== GIVEN PROBLEM ==
Below are records. Transcribe exactly the lines from the one that contains "Extract all readable text from this page." through the last line, leaving any pictures out.

== RECORDS TO USE ==
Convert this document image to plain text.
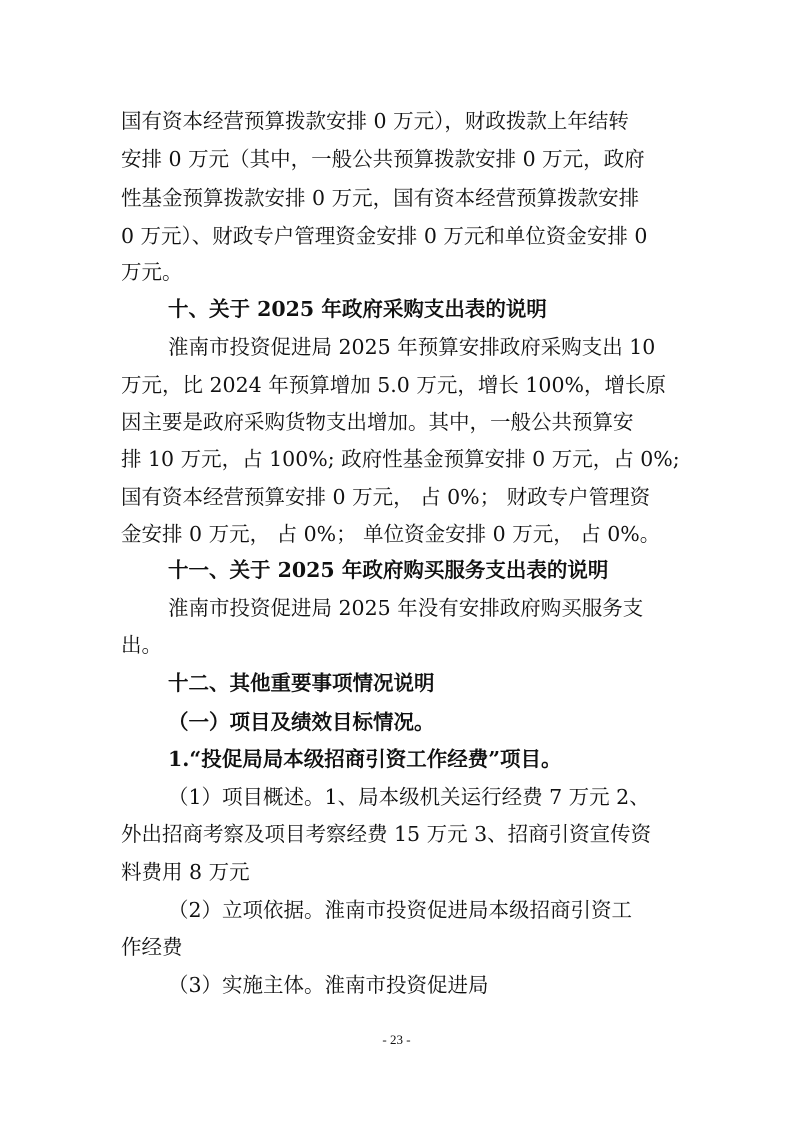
国有资本经营预算拨款安排 0 万元），财政拨款上年结转
安排 0 万元（其中，一般公共预算拨款安排 0 万元，政府
性基金预算拨款安排 0 万元，国有资本经营预算拨款安排
0 万元）、财政专户管理资金安排 0 万元和单位资金安排 0
万元。
十、关于 2025 年政府采购支出表的说明
淮南市投资促进局 2025 年预算安排政府采购支出 10
万元，比 2024 年预算增加 5.0 万元，增长 100%，增长原
因主要是政府采购货物支出增加。其中，一般公共预算安
排 10 万元，占 100%; 政府性基金预算安排 0 万元，占 0%;
国有资本经营预算安排 0 万元， 占 0%； 财政专户管理资
金安排 0 万元， 占 0%； 单位资金安排 0 万元， 占 0%。
十一、关于 2025 年政府购买服务支出表的说明
淮南市投资促进局 2025 年没有安排政府购买服务支
出。
十二、其他重要事项情况说明
（一）项目及绩效目标情况。
1.“投促局局本级招商引资工作经费”项目。
（1）项目概述。1、局本级机关运行经费 7 万元 2、
外出招商考察及项目考察经费 15 万元 3、招商引资宣传资
料费用 8 万元
（2）立项依据。淮南市投资促进局本级招商引资工
作经费
（3）实施主体。淮南市投资促进局
- 23 -
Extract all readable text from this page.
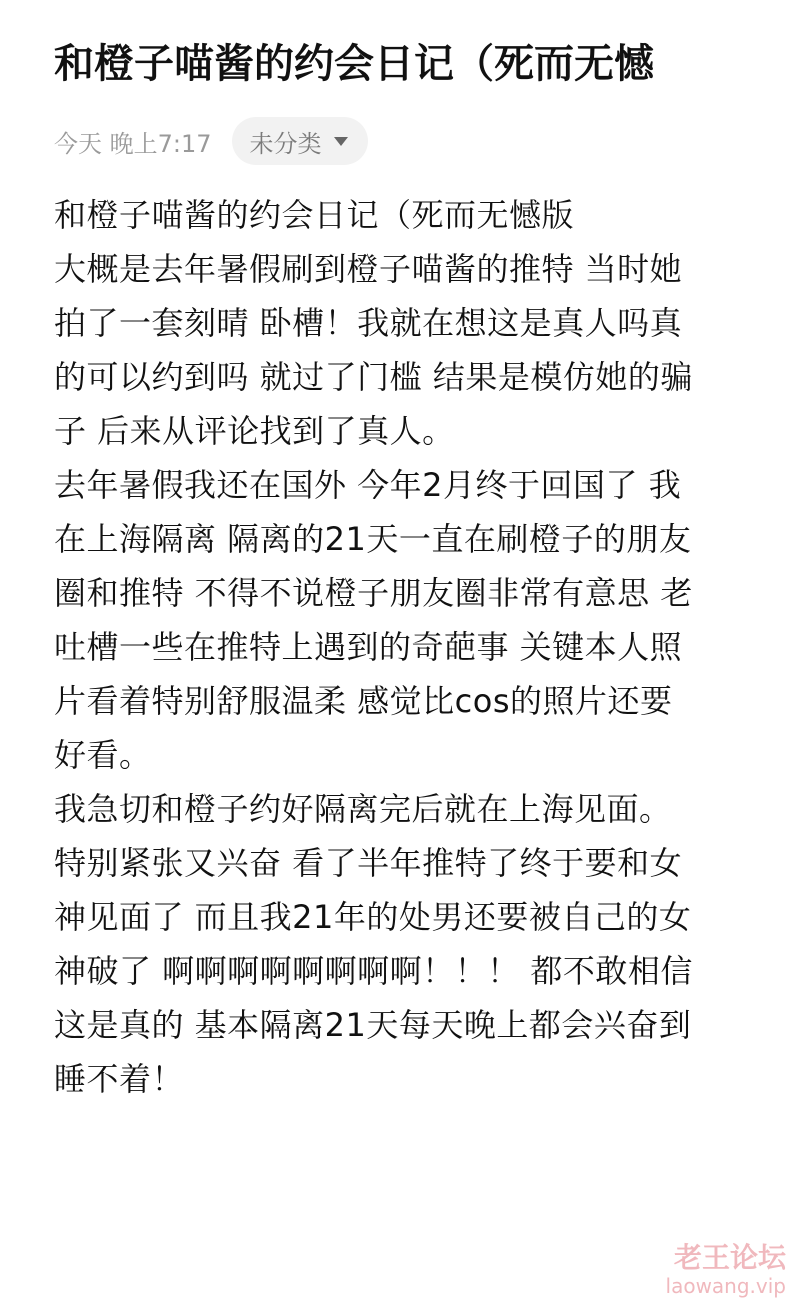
和橙子喵酱的约会日记（死而无憾
今天 晚上7:17 未分类
和橙子喵酱的约会日记（死而无憾版
大概是去年暑假刷到橙子喵酱的推特 当时她
拍了一套刻晴 卧槽！我就在想这是真人吗真
的可以约到吗 就过了门槛 结果是模仿她的骗
子 后来从评论找到了真人。
去年暑假我还在国外 今年2月终于回国了 我
在上海隔离 隔离的21天一直在刷橙子的朋友
圈和推特 不得不说橙子朋友圈非常有意思 老
吐槽一些在推特上遇到的奇葩事 关键本人照
片看着特别舒服温柔 感觉比cos的照片还要
好看。
我急切和橙子约好隔离完后就在上海见面。
特别紧张又兴奋 看了半年推特了终于要和女
神见面了 而且我21年的处男还要被自己的女
神破了 啊啊啊啊啊啊啊啊！！！ 都不敢相信
这是真的 基本隔离21天每天晚上都会兴奋到
睡不着！
老王论坛
laowang.vip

== ANSWER TO THE TASK ==
Extract all readable text from this page.
和橙子喵酱的约会日记（死而无憾
今天 晚上7:17 未分类
和橙子喵酱的约会日记（死而无憾版
大概是去年暑假刷到橙子喵酱的推特 当时她
拍了一套刻晴 卧槽！我就在想这是真人吗真
的可以约到吗 就过了门槛 结果是模仿她的骗
子 后来从评论找到了真人。
去年暑假我还在国外 今年2月终于回国了 我
在上海隔离 隔离的21天一直在刷橙子的朋友
圈和推特 不得不说橙子朋友圈非常有意思 老
吐槽一些在推特上遇到的奇葩事 关键本人照
片看着特别舒服温柔 感觉比cos的照片还要
好看。
我急切和橙子约好隔离完后就在上海见面。
特别紧张又兴奋 看了半年推特了终于要和女
神见面了 而且我21年的处男还要被自己的女
神破了 啊啊啊啊啊啊啊啊！！！ 都不敢相信
这是真的 基本隔离21天每天晚上都会兴奋到
睡不着！
老王论坛
laowang.vip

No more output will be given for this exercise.